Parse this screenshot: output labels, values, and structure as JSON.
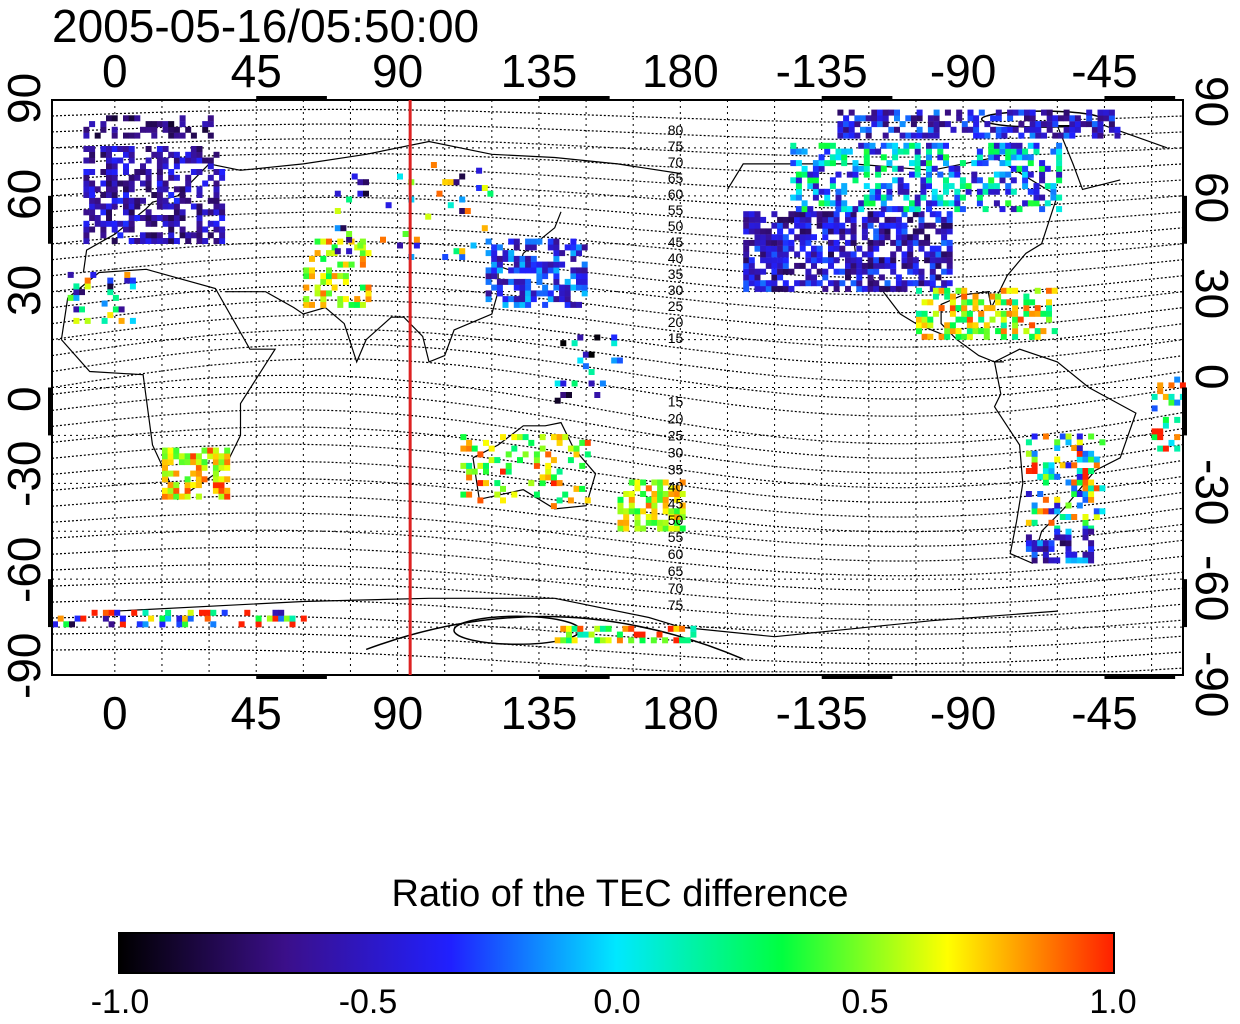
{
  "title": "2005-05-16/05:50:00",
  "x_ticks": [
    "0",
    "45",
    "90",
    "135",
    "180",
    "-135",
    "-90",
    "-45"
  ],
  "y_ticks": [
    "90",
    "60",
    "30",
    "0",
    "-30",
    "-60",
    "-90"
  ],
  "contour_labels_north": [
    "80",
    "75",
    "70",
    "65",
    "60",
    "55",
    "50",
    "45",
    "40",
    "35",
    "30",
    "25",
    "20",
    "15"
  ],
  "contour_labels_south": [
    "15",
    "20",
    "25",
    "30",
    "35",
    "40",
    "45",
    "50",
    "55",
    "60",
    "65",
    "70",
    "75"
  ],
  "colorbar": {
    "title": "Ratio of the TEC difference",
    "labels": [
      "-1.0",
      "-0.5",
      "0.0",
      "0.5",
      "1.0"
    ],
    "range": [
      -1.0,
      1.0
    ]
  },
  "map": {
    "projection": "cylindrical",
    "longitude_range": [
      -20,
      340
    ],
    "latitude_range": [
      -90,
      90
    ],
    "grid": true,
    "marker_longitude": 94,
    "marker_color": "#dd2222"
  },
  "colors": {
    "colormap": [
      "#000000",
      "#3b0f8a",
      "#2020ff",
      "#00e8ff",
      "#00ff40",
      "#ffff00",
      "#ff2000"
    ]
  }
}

================

GOAL —
Send back the data above word for word, with the pictures left out.

EXERCISE RESPONSE —
Parse this screenshot: output labels, values, and structure as JSON.
{
  "title": "2005-05-16/05:50:00",
  "x_ticks": [
    "0",
    "45",
    "90",
    "135",
    "180",
    "-135",
    "-90",
    "-45"
  ],
  "y_ticks": [
    "90",
    "60",
    "30",
    "0",
    "-30",
    "-60",
    "-90"
  ],
  "contour_labels_north": [
    "80",
    "75",
    "70",
    "65",
    "60",
    "55",
    "50",
    "45",
    "40",
    "35",
    "30",
    "25",
    "20",
    "15"
  ],
  "contour_labels_south": [
    "15",
    "20",
    "25",
    "30",
    "35",
    "40",
    "45",
    "50",
    "55",
    "60",
    "65",
    "70",
    "75"
  ],
  "colorbar": {
    "title": "Ratio of the TEC difference",
    "labels": [
      "-1.0",
      "-0.5",
      "0.0",
      "0.5",
      "1.0"
    ],
    "range": [
      -1.0,
      1.0
    ]
  },
  "map": {
    "projection": "cylindrical",
    "longitude_range": [
      -20,
      340
    ],
    "latitude_range": [
      -90,
      90
    ],
    "grid": true,
    "marker_longitude": 94,
    "marker_color": "#dd2222"
  },
  "colors": {
    "colormap": [
      "#000000",
      "#3b0f8a",
      "#2020ff",
      "#00e8ff",
      "#00ff40",
      "#ffff00",
      "#ff2000"
    ]
  }
}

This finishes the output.